# MATERIAL SHOWN
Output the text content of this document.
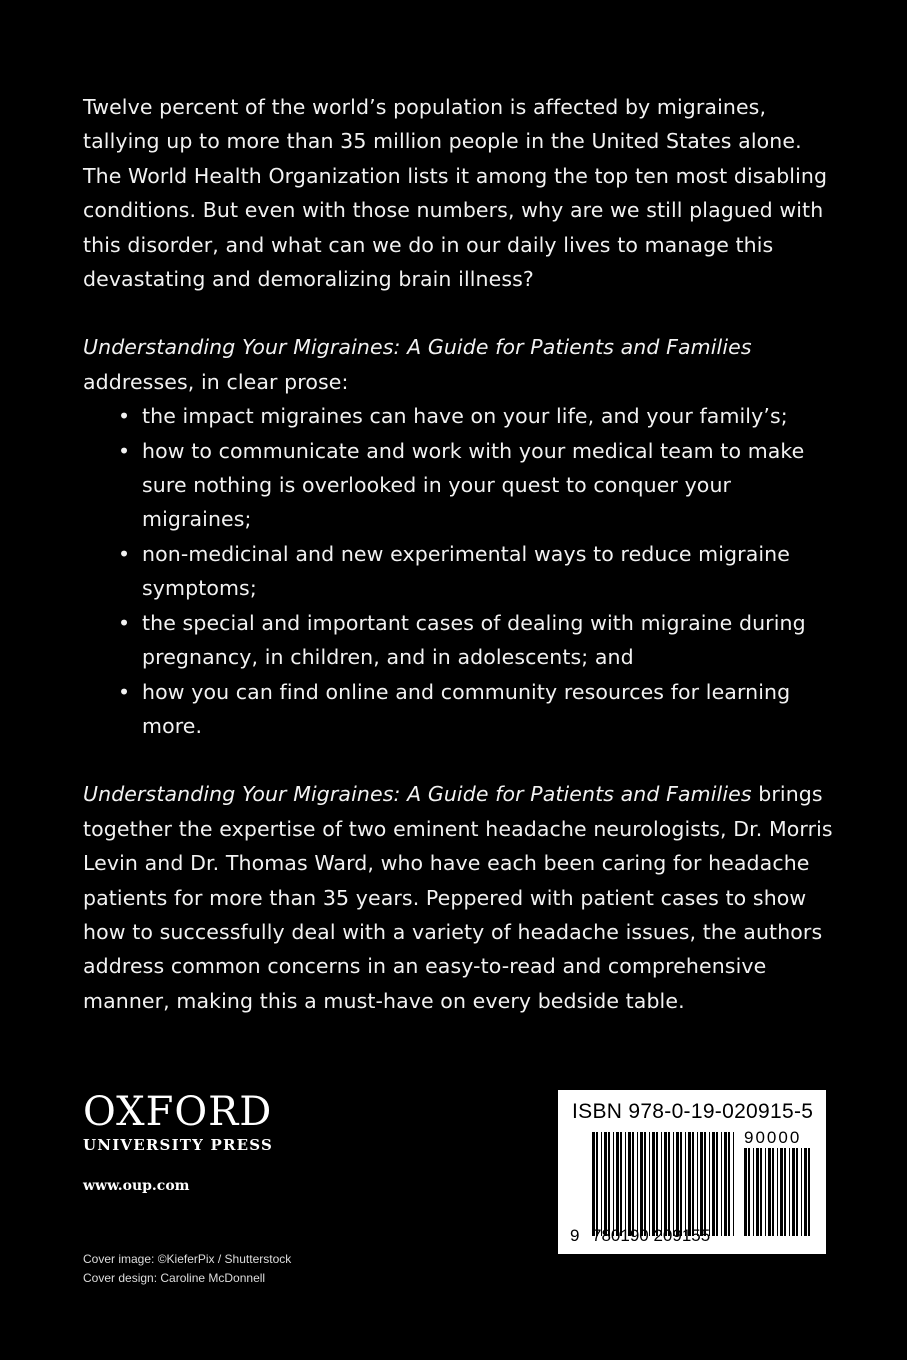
Twelve percent of the world’s population is affected by migraines, tallying up to more than 35 million people in the United States alone. The World Health Organization lists it among the top ten most disabling conditions. But even with those numbers, why are we still plagued with this disorder, and what can we do in our daily lives to manage this devastating and demoralizing brain illness?

Understanding Your Migraines: A Guide for Patients and Families addresses, in clear prose:

• the impact migraines can have on your life, and your family’s;
• how to communicate and work with your medical team to make sure nothing is overlooked in your quest to conquer your migraines;
• non-medicinal and new experimental ways to reduce migraine symptoms;
• the special and important cases of dealing with migraine during pregnancy, in children, and in adolescents; and
• how you can find online and community resources for learning more.

Understanding Your Migraines: A Guide for Patients and Families brings together the expertise of two eminent headache neurologists, Dr. Morris Levin and Dr. Thomas Ward, who have each been caring for headache patients for more than 35 years. Peppered with patient cases to show how to successfully deal with a variety of headache issues, the authors address common concerns in an easy-to-read and comprehensive manner, making this a must-have on every bedside table.

OXFORD
UNIVERSITY PRESS
www.oup.com
Cover image: ©KieferPix / Shutterstock
Cover design: Caroline McDonnell
ISBN 978-0-19-020915-5
90000
9 780190 209155
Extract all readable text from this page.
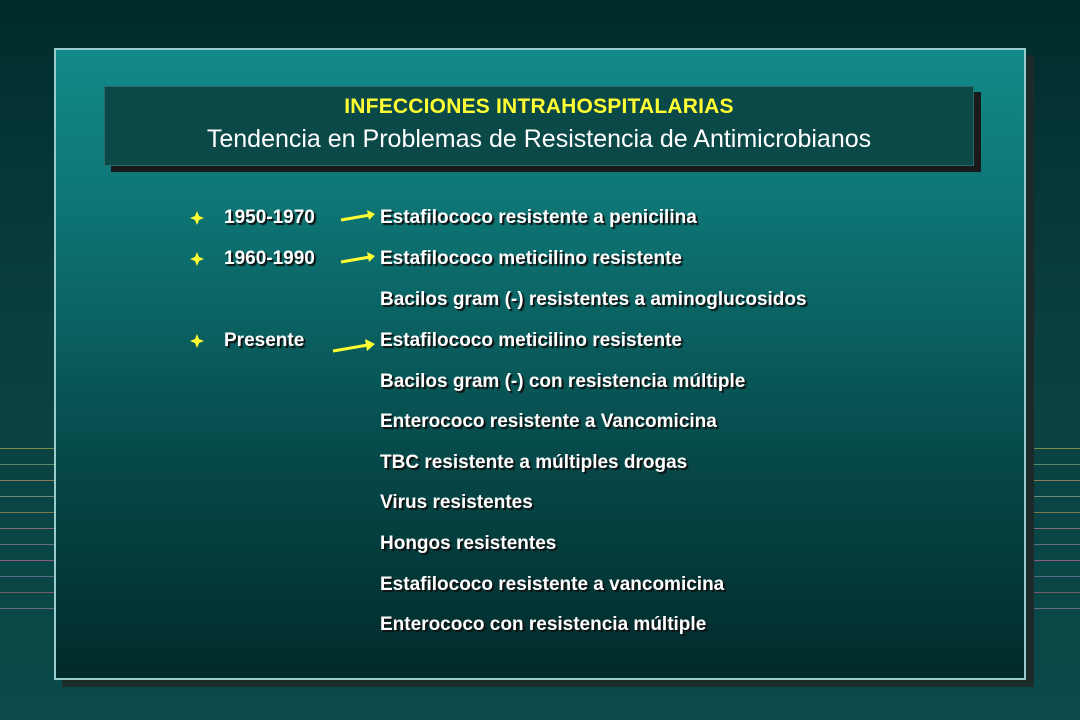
INFECCIONES INTRAHOSPITALARIAS
Tendencia en Problemas de Resistencia de Antimicrobianos
1950-1970	Estafilococo resistente a penicilina
1960-1990	Estafilococo meticilino resistente
Bacilos gram (-) resistentes a aminoglucosidos
Presente	Estafilococo meticilino resistente
Bacilos gram (-) con resistencia múltiple
Enterococo resistente a Vancomicina
TBC resistente a múltiples drogas
Virus resistentes
Hongos resistentes
Estafilococo resistente a vancomicina
Enterococo con resistencia múltiple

# DIRECTIONS
Your task is to repeat the data above exactly while excluding the pictures.

# EXERCISE OUTPUT
Output the text content of this document.
Twelve percent of the world’s population is affected by migraines, tallying up to more than 35 million people in the United States alone. The World Health Organization lists it among the top ten most disabling conditions. But even with those numbers, why are we still plagued with this disorder, and what can we do in our daily lives to manage this devastating and demoralizing brain illness?

Understanding Your Migraines: A Guide for Patients and Families addresses, in clear prose:

• the impact migraines can have on your life, and your family’s;
• how to communicate and work with your medical team to make sure nothing is overlooked in your quest to conquer your migraines;
• non-medicinal and new experimental ways to reduce migraine symptoms;
• the special and important cases of dealing with migraine during pregnancy, in children, and in adolescents; and
• how you can find online and community resources for learning more.

Understanding Your Migraines: A Guide for Patients and Families brings together the expertise of two eminent headache neurologists, Dr. Morris Levin and Dr. Thomas Ward, who have each been caring for headache patients for more than 35 years. Peppered with patient cases to show how to successfully deal with a variety of headache issues, the authors address common concerns in an easy-to-read and comprehensive manner, making this a must-have on every bedside table.

OXFORD
UNIVERSITY PRESS
www.oup.com
Cover image: ©KieferPix / Shutterstock
Cover design: Caroline McDonnell
ISBN 978-0-19-020915-5
90000
9 780190 209155
Extract all readable text from this page.
INFECCIONES INTRAHOSPITALARIAS
Tendencia en Problemas de Resistencia de Antimicrobianos
1950-1970	Estafilococo resistente a penicilina
1960-1990	Estafilococo meticilino resistente
Bacilos gram (-) resistentes a aminoglucosidos
Presente	Estafilococo meticilino resistente
Bacilos gram (-) con resistencia múltiple
Enterococo resistente a Vancomicina
TBC resistente a múltiples drogas
Virus resistentes
Hongos resistentes
Estafilococo resistente a vancomicina
Enterococo con resistencia múltiple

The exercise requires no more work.